**Given exercise**
Copy out the lines that include the word "Trip".

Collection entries
>>>>>

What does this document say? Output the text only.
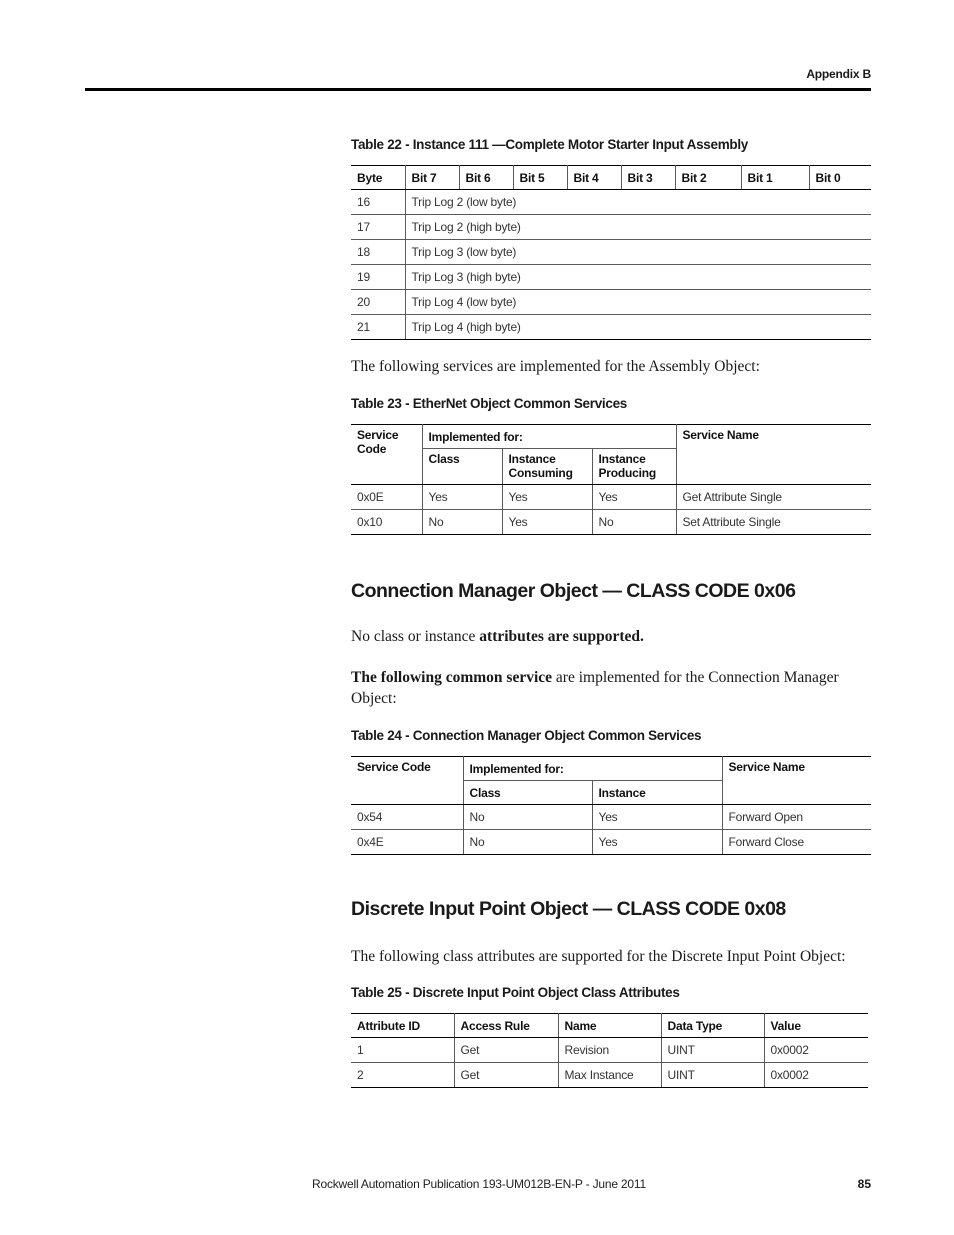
Appendix B
Table 22 - Instance 111 —Complete Motor Starter Input Assembly
Byte	Bit 7	Bit 6	Bit 5	Bit 4	Bit 3	Bit 2	Bit 1	Bit 0
16	Trip Log 2 (low byte)							
17	Trip Log 2 (high byte)							
18	Trip Log 3 (low byte)							
19	Trip Log 3 (high byte)							
20	Trip Log 4 (low byte)							
21	Trip Log 4 (high byte)							
The following services are implemented for the Assembly Object:
Table 23 - EtherNet Object Common Services
Service Code	Implemented for:			Service Name
	Class	Instance Consuming	Instance Producing	
0x0E	Yes	Yes	Yes	Get Attribute Single
0x10	No	Yes	No	Set Attribute Single
Connection Manager Object — CLASS CODE 0x06
No class or instance attributes are supported.
The following common service are implemented for the Connection Manager Object:
Table 24 - Connection Manager Object Common Services
Service Code	Implemented for:		Service Name
	Class	Instance	
0x54	No	Yes	Forward Open
0x4E	No	Yes	Forward Close
Discrete Input Point Object — CLASS CODE 0x08
The following class attributes are supported for the Discrete Input Point Object:
Table 25 - Discrete Input Point Object Class Attributes
Attribute ID	Access Rule	Name	Data Type	Value
1	Get	Revision	UINT	0x0002
2	Get	Max Instance	UINT	0x0002
Rockwell Automation Publication 193-UM012B-EN-P - June 2011	85
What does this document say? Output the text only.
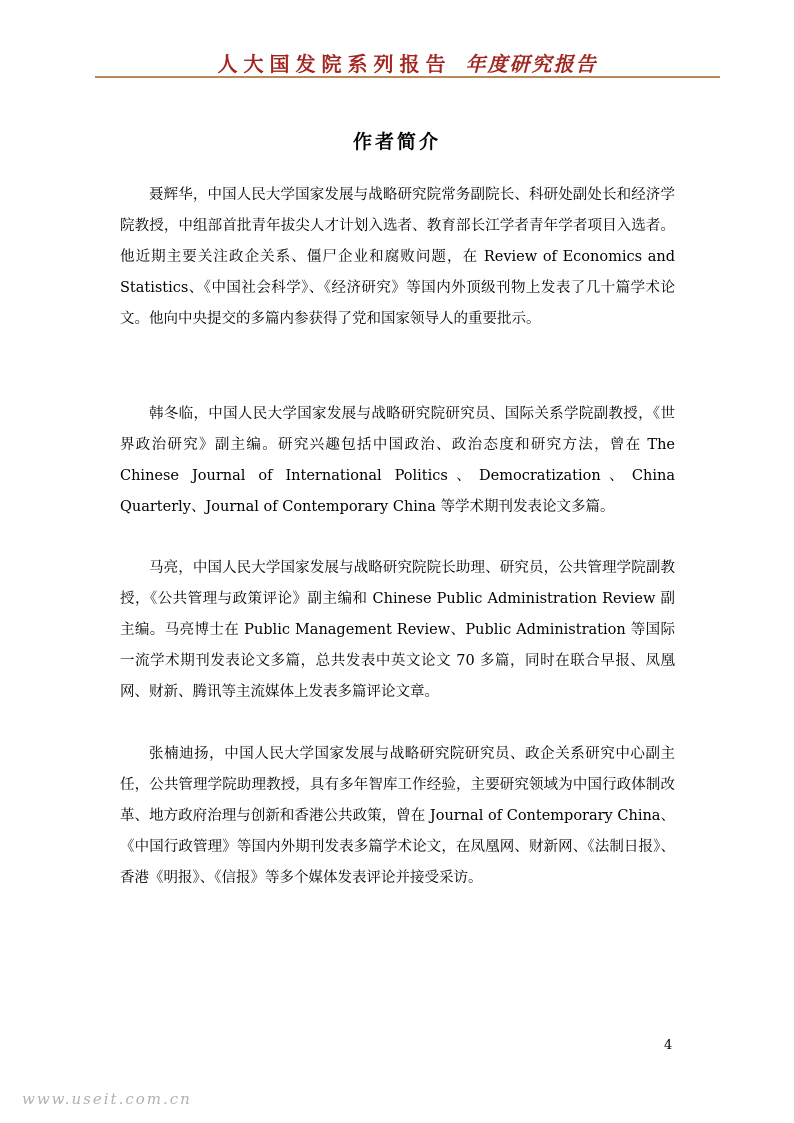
人大国发院系列报告 年度研究报告
作者简介

聂辉华，中国人民大学国家发展与战略研究院常务副院长、科研处副处长和经济学院教授，中组部首批青年拔尖人才计划入选者、教育部长江学者青年学者项目入选者。他近期主要关注政企关系、僵尸企业和腐败问题，在 Review of Economics and Statistics、《中国社会科学》、《经济研究》等国内外顶级刊物上发表了几十篇学术论文。他向中央提交的多篇内参获得了党和国家领导人的重要批示。

韩冬临，中国人民大学国家发展与战略研究院研究员、国际关系学院副教授，《世界政治研究》副主编。研究兴趣包括中国政治、政治态度和研究方法，曾在 The Chinese Journal of International Politics、Democratization、China Quarterly、Journal of Contemporary China 等学术期刊发表论文多篇。

马亮，中国人民大学国家发展与战略研究院院长助理、研究员，公共管理学院副教授，《公共管理与政策评论》副主编和 Chinese Public Administration Review 副主编。马亮博士在 Public Management Review、Public Administration 等国际一流学术期刊发表论文多篇，总共发表中英文论文 70 多篇，同时在联合早报、凤凰网、财新、腾讯等主流媒体上发表多篇评论文章。

张楠迪扬，中国人民大学国家发展与战略研究院研究员、政企关系研究中心副主任，公共管理学院助理教授，具有多年智库工作经验，主要研究领域为中国行政体制改革、地方政府治理与创新和香港公共政策，曾在 Journal of Contemporary China、《中国行政管理》等国内外期刊发表多篇学术论文，在凤凰网、财新网、《法制日报》、香港《明报》、《信报》等多个媒体发表评论并接受采访。

4
www.useit.com.cn
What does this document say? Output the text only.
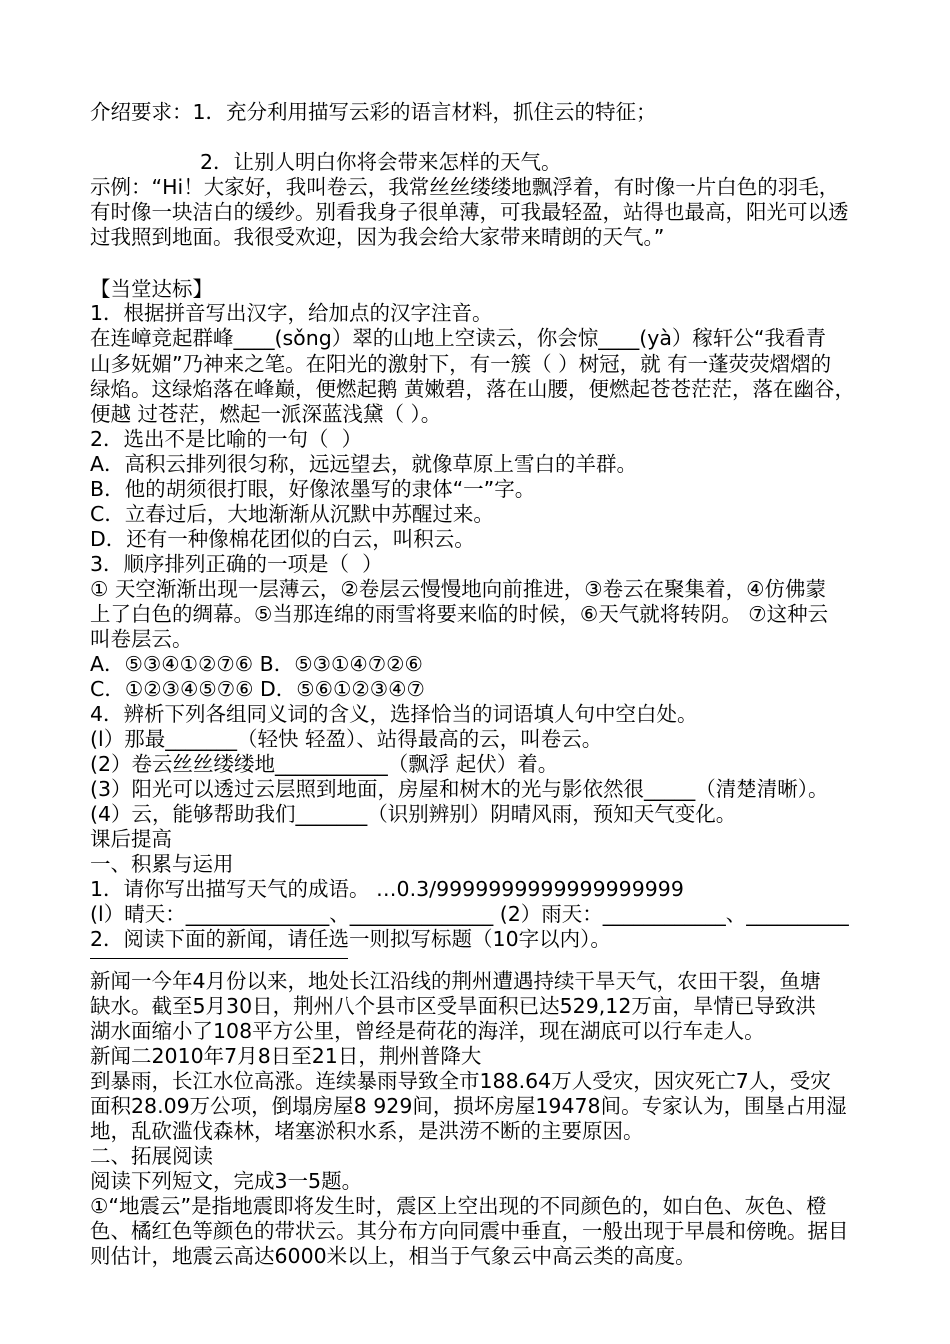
介绍要求：1．充分利用描写云彩的语言材料，抓住云的特征；
2．让别人明白你将会带来怎样的天气。
示例：“Hi！大家好，我叫卷云，我常丝丝缕缕地飘浮着，有时像一片白色的羽毛，
有时像一块洁白的缓纱。别看我身子很单薄，可我最轻盈，站得也最高，阳光可以透
过我照到地面。我很受欢迎，因为我会给大家带来晴朗的天气。”
【当堂达标】
1．根据拼音写出汉字，给加点的汉字注音。
在连嶂竞起群峰____(sǒng）翠的山地上空读云，你会惊____(yà）稼轩公“我看青
山多妩媚”乃神来之笔。在阳光的激射下，有一簇（ ）树冠，就 有一蓬荧荧熠熠的
绿焰。这绿焰落在峰巅，便燃起鹅 黄嫩碧，落在山腰，便燃起苍苍茫茫，落在幽谷，
便越 过苍茫，燃起一派深蓝浅黛（ ）。
2．选出不是比喻的一句（  ）
A．高积云排列很匀称，远远望去，就像草原上雪白的羊群。
B．他的胡须很打眼，好像浓墨写的隶体“一”字。
C．立春过后，大地渐渐从沉默中苏醒过来。
D．还有一种像棉花团似的白云，叫积云。
3．顺序排列正确的一项是（  ）
① 天空渐渐出现一层薄云，②卷层云慢慢地向前推进，③卷云在聚集着，④仿佛蒙
上了白色的绸幕。⑤当那连绵的雨雪将要来临的时候，⑥天气就将转阴。 ⑦这种云
叫卷层云。
A．⑤③④①②⑦⑥ B．⑤③①④⑦②⑥
C．①②③④⑤⑦⑥ D．⑤⑥①②③④⑦
4．辨析下列各组同义词的含义，选择恰当的词语填人句中空白处。
(l）那最_______（轻快 轻盈）、站得最高的云，叫卷云。
(2）卷云丝丝缕缕地___________（飘浮 起伏）着。
(3）阳光可以透过云层照到地面，房屋和树木的光与影依然很_____（清楚清晰）。
(4）云，能够帮助我们_______（识别辨别）阴晴风雨，预知天气变化。
课后提高
一、积累与运用
1．请你写出描写天气的成语。 …0.3/9999999999999999999
(l）晴天：______________、______________ (2）雨天：____________、__________
2．阅读下面的新闻，请任选一则拟写标题（10字以内）。
新闻一今年4月份以来，地处长江沿线的荆州遭遇持续干旱天气，农田干裂，鱼塘
缺水。截至5月30日，荆州八个县市区受旱面积已达529,12万亩，旱情已导致洪
湖水面缩小了108平方公里，曾经是荷花的海洋，现在湖底可以行车走人。
新闻二2010年7月8日至21日，荆州普降大
到暴雨，长江水位高涨。连续暴雨导致全市188.64万人受灾，因灾死亡7人，受灾
面积28.09万公项，倒塌房屋8 929间，损坏房屋19478间。专家认为，围垦占用湿
地，乱砍滥伐森林，堵塞淤积水系，是洪涝不断的主要原因。
二、拓展阅读
阅读下列短文，完成3一5题。
①“地震云”是指地震即将发生时，震区上空出现的不同颜色的，如白色、灰色、橙
色、橘红色等颜色的带状云。其分布方向同震中垂直，一般出现于早晨和傍晚。据目
则估计，地震云高达6000米以上，相当于气象云中高云类的高度。
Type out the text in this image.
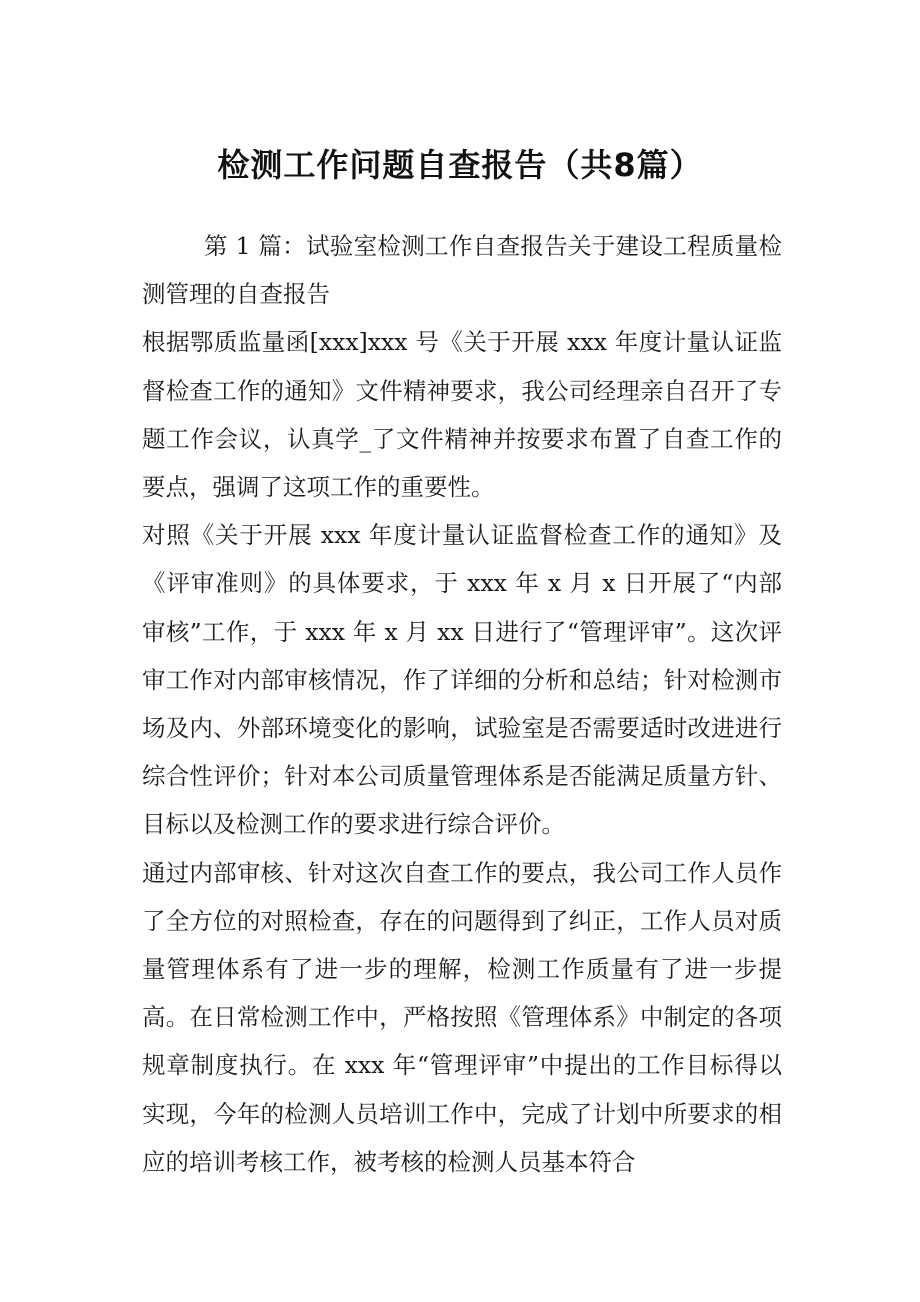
检测工作问题自查报告（共8篇）

第 1 篇：试验室检测工作自查报告关于建设工程质量检测管理的自查报告

根据鄂质监量函[xxx]xxx 号《关于开展 xxx 年度计量认证监督检查工作的通知》文件精神要求，我公司经理亲自召开了专题工作会议，认真学_了文件精神并按要求布置了自查工作的要点，强调了这项工作的重要性。

对照《关于开展 xxx 年度计量认证监督检查工作的通知》及《评审准则》的具体要求，于 xxx 年 x 月 x 日开展了“内部审核”工作，于 xxx 年 x 月 xx 日进行了“管理评审”。这次评审工作对内部审核情况，作了详细的分析和总结；针对检测市场及内、外部环境变化的影响，试验室是否需要适时改进进行综合性评价；针对本公司质量管理体系是否能满足质量方针、目标以及检测工作的要求进行综合评价。

通过内部审核、针对这次自查工作的要点，我公司工作人员作了全方位的对照检查，存在的问题得到了纠正，工作人员对质量管理体系有了进一步的理解，检测工作质量有了进一步提高。在日常检测工作中，严格按照《管理体系》中制定的各项规章制度执行。在 xxx 年“管理评审”中提出的工作目标得以实现，今年的检测人员培训工作中，完成了计划中所要求的相应的培训考核工作，被考核的检测人员基本符合
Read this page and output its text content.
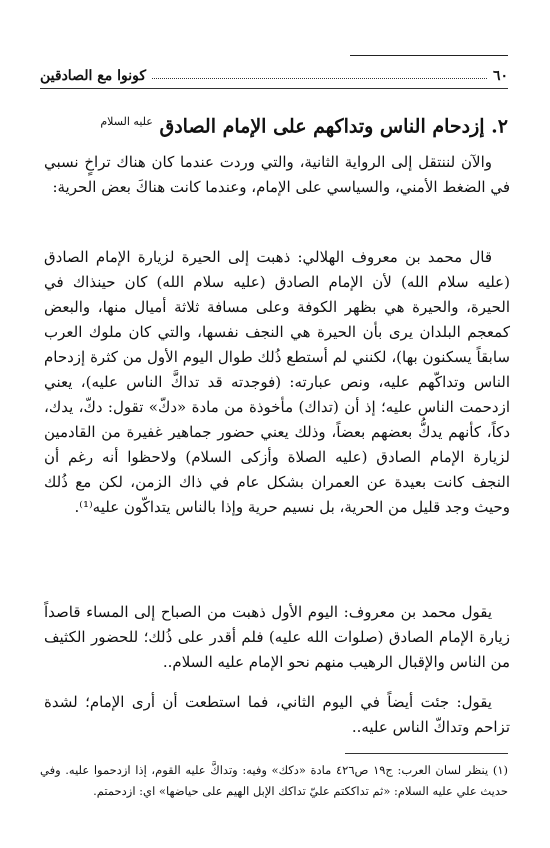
٦٠
كونوا مع الصادقين
٢. إزدحام الناس وتداكهم على الإمام الصادق $^{عليه السلام}$

والآن لننتقل إلى الرواية الثانية، والتي وردت عندما كان هناك تراخٍ نسبي في الضغط الأمني، والسياسي على الإمام، وعندما كانت هناكَ بعض الحرية:

قال محمد بن معروف الهلالي: ذهبت إلى الحيرة لزيارة الإمام الصادق (عليه سلام الله) لأن الإمام الصادق (عليه سلام الله) كان حينذاك في الحيرة، والحيرة هي بظهر الكوفة وعلى مسافة ثلاثة أميال منها، والبعض كمعجم البلدان يرى بأن الحيرة هي النجف نفسها، والتي كان ملوك العرب سابقاً يسكنون بها)، لكنني لم أستطع ذُلك طوال اليوم الأول من كثرة إزدحام الناس وتداكّهم عليه، ونص عبارته: (فوجدته قد تداكَّ الناس عليه)، يعني ازدحمت الناس عليه؛ إذ أن (تداك) مأخوذة من مادة «دكّ» تقول: دكّ، يدك، دكاً، كأنهم يدكُّ بعضهم بعضاً، وذلك يعني حضور جماهير غفيرة من القادمين لزيارة الإمام الصادق (عليه الصلاة وأزكى السلام) ولاحظوا أنه رغم أن النجف كانت بعيدة عن العمران بشكل عام في ذاك الزمن، لكن مع ذُلك وحيث وجد قليل من الحرية، بل نسيم حرية وإذا بالناس يتداكّون عليه⁽¹⁾.

يقول محمد بن معروف: اليوم الأول ذهبت من الصباح إلى المساء قاصداً زيارة الإمام الصادق (صلوات الله عليه) فلم أقدر على ذُلك؛ للحضور الكثيف من الناس والإقبال الرهيب منهم نحو الإمام عليه السلام..

يقول: جئت أيضاً في اليوم الثاني، فما استطعت أن أرى الإمام؛ لشدة تزاحم وتداكّ الناس عليه..

(١) ينظر لسان العرب: ج١٩ ص٤٢٦ مادة «دكك» وفيه: وتداكَّ عليه القوم، إذا ازدحموا عليه. وفي حديث علي عليه السلام: «ثم تداككتم عليّ تداكك الإبل الهيم على حياضها» اي: ازدحمتم.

<<<<<

**Exercise result**
16	Trip Log 2 (low byte)							
17	Trip Log 2 (high byte)							
18	Trip Log 3 (low byte)							
19	Trip Log 3 (high byte)							
20	Trip Log 4 (low byte)							
21	Trip Log 4 (high byte)							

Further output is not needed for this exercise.